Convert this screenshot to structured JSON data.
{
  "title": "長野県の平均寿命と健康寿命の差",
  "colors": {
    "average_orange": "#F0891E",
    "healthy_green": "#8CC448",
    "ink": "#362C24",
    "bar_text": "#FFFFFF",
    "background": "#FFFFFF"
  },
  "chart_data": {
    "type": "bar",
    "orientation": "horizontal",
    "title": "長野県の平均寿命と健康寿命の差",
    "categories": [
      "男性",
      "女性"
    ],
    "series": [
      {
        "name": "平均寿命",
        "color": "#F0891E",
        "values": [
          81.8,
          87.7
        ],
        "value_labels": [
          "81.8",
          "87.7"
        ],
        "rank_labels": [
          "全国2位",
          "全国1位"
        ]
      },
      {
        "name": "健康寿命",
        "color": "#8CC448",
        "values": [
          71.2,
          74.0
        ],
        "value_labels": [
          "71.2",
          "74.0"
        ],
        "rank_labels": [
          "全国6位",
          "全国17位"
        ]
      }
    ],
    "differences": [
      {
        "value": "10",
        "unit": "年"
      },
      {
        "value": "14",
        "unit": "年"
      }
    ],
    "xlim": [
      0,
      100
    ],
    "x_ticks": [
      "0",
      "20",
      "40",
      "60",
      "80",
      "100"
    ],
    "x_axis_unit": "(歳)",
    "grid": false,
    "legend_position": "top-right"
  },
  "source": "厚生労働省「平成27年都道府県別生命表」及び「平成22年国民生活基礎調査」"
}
———
▶ DIRECTION:
Filter the data, keeping only the lines that contain "title".

▶ EXERCISE RESULT:
  "title": "長野県の平均寿命と健康寿命の差",
    "title": "長野県の平均寿命と健康寿命の差",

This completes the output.